Written exercise: Render every line of the rows below as a JSON list of strings, one string per line, skipping blank lines. Leave the pictures out of the list.

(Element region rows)
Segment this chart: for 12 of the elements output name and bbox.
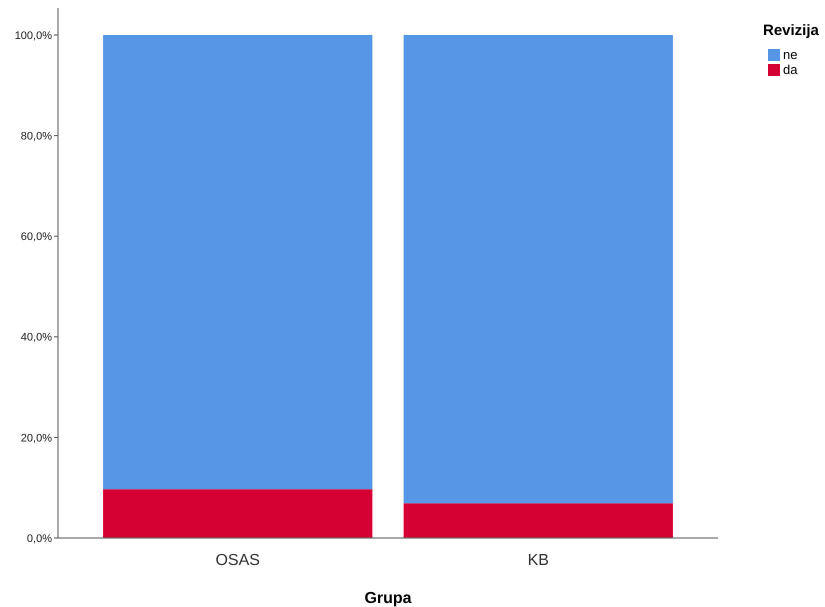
legend-label: da (783, 62, 798, 77)
x-tick-label: KB (528, 552, 549, 569)
y-tick-label: 20,0% (20, 432, 52, 444)
legend-title: Revizija (763, 22, 820, 39)
y-tick-label: 100,0% (14, 30, 52, 42)
x-axis-title: Grupa (364, 590, 412, 607)
legend-label: ne (783, 47, 798, 62)
y-tick-label: 0,0% (26, 532, 52, 545)
x-tick-label: OSAS (215, 552, 260, 569)
y-tick-label: 60,0% (20, 231, 52, 244)
y-tick-label: 80,0% (20, 130, 52, 142)
y-tick-label: 40,0% (20, 332, 52, 344)
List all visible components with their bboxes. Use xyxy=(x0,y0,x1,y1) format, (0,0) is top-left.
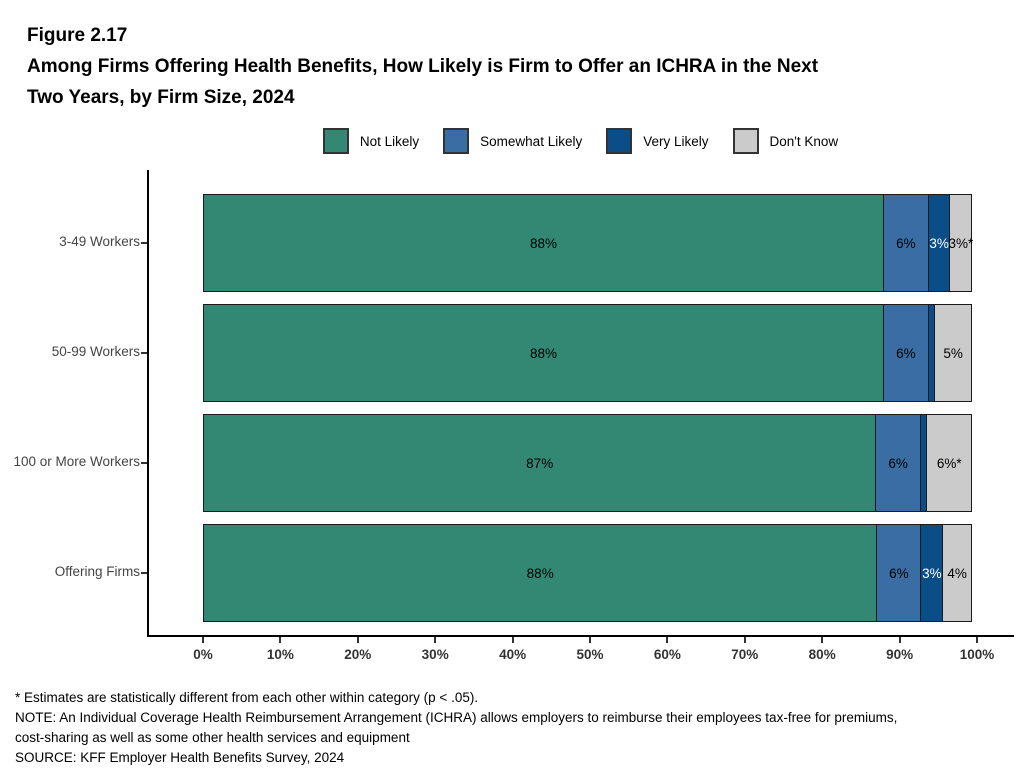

Answer to this problem:
[
  "Segment this chart: for 12 of the elements output name and bbox.",
  "legend-label: da (783, 62, 798, 77)",
  "x-tick-label: KB (528, 552, 549, 569)",
  "y-tick-label: 20,0% (20, 432, 52, 444)",
  "legend-title: Revizija (763, 22, 820, 39)",
  "y-tick-label: 100,0% (14, 30, 52, 42)",
  "x-axis-title: Grupa (364, 590, 412, 607)",
  "legend-label: ne (783, 47, 798, 62)",
  "y-tick-label: 0,0% (26, 532, 52, 545)",
  "x-tick-label: OSAS (215, 552, 260, 569)",
  "y-tick-label: 60,0% (20, 231, 52, 244)",
  "y-tick-label: 80,0% (20, 130, 52, 142)",
  "y-tick-label: 40,0% (20, 332, 52, 344)",
  "List all visible components with their bboxes. Use xyxy=(x0,y0,x1,y1) format, (0,0) is top-left."
]